## Material for this exercise
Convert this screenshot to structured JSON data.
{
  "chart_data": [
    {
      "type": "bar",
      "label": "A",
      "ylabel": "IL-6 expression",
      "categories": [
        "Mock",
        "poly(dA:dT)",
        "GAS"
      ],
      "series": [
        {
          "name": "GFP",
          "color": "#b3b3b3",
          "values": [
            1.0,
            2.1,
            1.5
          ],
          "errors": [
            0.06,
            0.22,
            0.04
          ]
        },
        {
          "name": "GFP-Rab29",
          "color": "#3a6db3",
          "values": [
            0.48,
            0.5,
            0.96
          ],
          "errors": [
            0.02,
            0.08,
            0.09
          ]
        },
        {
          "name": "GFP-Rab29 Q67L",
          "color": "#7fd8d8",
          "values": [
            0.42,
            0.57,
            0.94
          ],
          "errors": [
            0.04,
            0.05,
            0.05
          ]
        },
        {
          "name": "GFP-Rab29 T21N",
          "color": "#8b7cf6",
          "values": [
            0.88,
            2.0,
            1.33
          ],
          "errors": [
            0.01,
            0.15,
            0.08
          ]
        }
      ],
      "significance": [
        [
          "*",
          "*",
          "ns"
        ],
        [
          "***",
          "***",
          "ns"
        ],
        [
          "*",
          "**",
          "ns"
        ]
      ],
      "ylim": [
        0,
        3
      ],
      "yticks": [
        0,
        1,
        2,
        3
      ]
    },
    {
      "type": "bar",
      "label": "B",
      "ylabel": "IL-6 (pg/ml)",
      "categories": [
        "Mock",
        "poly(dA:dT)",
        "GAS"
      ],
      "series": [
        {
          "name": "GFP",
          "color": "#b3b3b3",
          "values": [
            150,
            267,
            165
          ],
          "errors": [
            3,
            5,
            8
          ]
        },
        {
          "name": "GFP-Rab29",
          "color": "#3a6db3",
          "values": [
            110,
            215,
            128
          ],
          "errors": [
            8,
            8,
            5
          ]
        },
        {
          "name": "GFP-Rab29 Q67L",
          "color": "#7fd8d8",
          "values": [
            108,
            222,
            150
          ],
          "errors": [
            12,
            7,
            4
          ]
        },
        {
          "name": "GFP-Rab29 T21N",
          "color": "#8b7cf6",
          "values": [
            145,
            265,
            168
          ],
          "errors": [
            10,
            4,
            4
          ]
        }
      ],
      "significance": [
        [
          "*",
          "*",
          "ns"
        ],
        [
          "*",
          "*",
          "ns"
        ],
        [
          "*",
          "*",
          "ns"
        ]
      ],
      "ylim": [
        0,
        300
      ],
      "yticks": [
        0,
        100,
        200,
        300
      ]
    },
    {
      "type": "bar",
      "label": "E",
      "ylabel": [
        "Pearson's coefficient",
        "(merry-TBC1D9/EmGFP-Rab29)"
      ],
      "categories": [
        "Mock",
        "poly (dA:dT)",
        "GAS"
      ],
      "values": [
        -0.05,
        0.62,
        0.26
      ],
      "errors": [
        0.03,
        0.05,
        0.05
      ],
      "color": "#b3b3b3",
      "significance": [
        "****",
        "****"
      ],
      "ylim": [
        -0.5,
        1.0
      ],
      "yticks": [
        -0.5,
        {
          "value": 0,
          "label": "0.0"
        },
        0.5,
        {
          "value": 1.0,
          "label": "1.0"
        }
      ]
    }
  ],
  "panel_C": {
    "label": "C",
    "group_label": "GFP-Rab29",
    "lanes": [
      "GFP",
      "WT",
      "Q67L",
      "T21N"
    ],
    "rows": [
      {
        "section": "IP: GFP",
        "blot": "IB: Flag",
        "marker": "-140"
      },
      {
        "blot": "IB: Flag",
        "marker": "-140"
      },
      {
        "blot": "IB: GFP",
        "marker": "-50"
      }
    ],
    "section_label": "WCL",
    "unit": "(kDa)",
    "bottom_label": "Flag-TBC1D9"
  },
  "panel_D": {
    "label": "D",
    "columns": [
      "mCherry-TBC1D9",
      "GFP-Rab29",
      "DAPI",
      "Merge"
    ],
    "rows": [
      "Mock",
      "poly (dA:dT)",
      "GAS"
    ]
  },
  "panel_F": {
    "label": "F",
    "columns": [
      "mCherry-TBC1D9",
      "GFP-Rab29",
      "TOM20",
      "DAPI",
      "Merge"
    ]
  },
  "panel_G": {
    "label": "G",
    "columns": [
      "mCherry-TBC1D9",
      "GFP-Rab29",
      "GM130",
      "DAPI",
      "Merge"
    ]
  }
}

## Requirement
Repeat all the entries exactly as given.

## Answer for the task
Convert this screenshot to structured JSON data.
{
  "chart_data": [
    {
      "type": "bar",
      "label": "A",
      "ylabel": "IL-6 expression",
      "categories": [
        "Mock",
        "poly(dA:dT)",
        "GAS"
      ],
      "series": [
        {
          "name": "GFP",
          "color": "#b3b3b3",
          "values": [
            1.0,
            2.1,
            1.5
          ],
          "errors": [
            0.06,
            0.22,
            0.04
          ]
        },
        {
          "name": "GFP-Rab29",
          "color": "#3a6db3",
          "values": [
            0.48,
            0.5,
            0.96
          ],
          "errors": [
            0.02,
            0.08,
            0.09
          ]
        },
        {
          "name": "GFP-Rab29 Q67L",
          "color": "#7fd8d8",
          "values": [
            0.42,
            0.57,
            0.94
          ],
          "errors": [
            0.04,
            0.05,
            0.05
          ]
        },
        {
          "name": "GFP-Rab29 T21N",
          "color": "#8b7cf6",
          "values": [
            0.88,
            2.0,
            1.33
          ],
          "errors": [
            0.01,
            0.15,
            0.08
          ]
        }
      ],
      "significance": [
        [
          "*",
          "*",
          "ns"
        ],
        [
          "***",
          "***",
          "ns"
        ],
        [
          "*",
          "**",
          "ns"
        ]
      ],
      "ylim": [
        0,
        3
      ],
      "yticks": [
        0,
        1,
        2,
        3
      ]
    },
    {
      "type": "bar",
      "label": "B",
      "ylabel": "IL-6 (pg/ml)",
      "categories": [
        "Mock",
        "poly(dA:dT)",
        "GAS"
      ],
      "series": [
        {
          "name": "GFP",
          "color": "#b3b3b3",
          "values": [
            150,
            267,
            165
          ],
          "errors": [
            3,
            5,
            8
          ]
        },
        {
          "name": "GFP-Rab29",
          "color": "#3a6db3",
          "values": [
            110,
            215,
            128
          ],
          "errors": [
            8,
            8,
            5
          ]
        },
        {
          "name": "GFP-Rab29 Q67L",
          "color": "#7fd8d8",
          "values": [
            108,
            222,
            150
          ],
          "errors": [
            12,
            7,
            4
          ]
        },
        {
          "name": "GFP-Rab29 T21N",
          "color": "#8b7cf6",
          "values": [
            145,
            265,
            168
          ],
          "errors": [
            10,
            4,
            4
          ]
        }
      ],
      "significance": [
        [
          "*",
          "*",
          "ns"
        ],
        [
          "*",
          "*",
          "ns"
        ],
        [
          "*",
          "*",
          "ns"
        ]
      ],
      "ylim": [
        0,
        300
      ],
      "yticks": [
        0,
        100,
        200,
        300
      ]
    },
    {
      "type": "bar",
      "label": "E",
      "ylabel": [
        "Pearson's coefficient",
        "(merry-TBC1D9/EmGFP-Rab29)"
      ],
      "categories": [
        "Mock",
        "poly (dA:dT)",
        "GAS"
      ],
      "values": [
        -0.05,
        0.62,
        0.26
      ],
      "errors": [
        0.03,
        0.05,
        0.05
      ],
      "color": "#b3b3b3",
      "significance": [
        "****",
        "****"
      ],
      "ylim": [
        -0.5,
        1.0
      ],
      "yticks": [
        -0.5,
        {
          "value": 0,
          "label": "0.0"
        },
        0.5,
        {
          "value": 1.0,
          "label": "1.0"
        }
      ]
    }
  ],
  "panel_C": {
    "label": "C",
    "group_label": "GFP-Rab29",
    "lanes": [
      "GFP",
      "WT",
      "Q67L",
      "T21N"
    ],
    "rows": [
      {
        "section": "IP: GFP",
        "blot": "IB: Flag",
        "marker": "-140"
      },
      {
        "blot": "IB: Flag",
        "marker": "-140"
      },
      {
        "blot": "IB: GFP",
        "marker": "-50"
      }
    ],
    "section_label": "WCL",
    "unit": "(kDa)",
    "bottom_label": "Flag-TBC1D9"
  },
  "panel_D": {
    "label": "D",
    "columns": [
      "mCherry-TBC1D9",
      "GFP-Rab29",
      "DAPI",
      "Merge"
    ],
    "rows": [
      "Mock",
      "poly (dA:dT)",
      "GAS"
    ]
  },
  "panel_F": {
    "label": "F",
    "columns": [
      "mCherry-TBC1D9",
      "GFP-Rab29",
      "TOM20",
      "DAPI",
      "Merge"
    ]
  },
  "panel_G": {
    "label": "G",
    "columns": [
      "mCherry-TBC1D9",
      "GFP-Rab29",
      "GM130",
      "DAPI",
      "Merge"
    ]
  }
}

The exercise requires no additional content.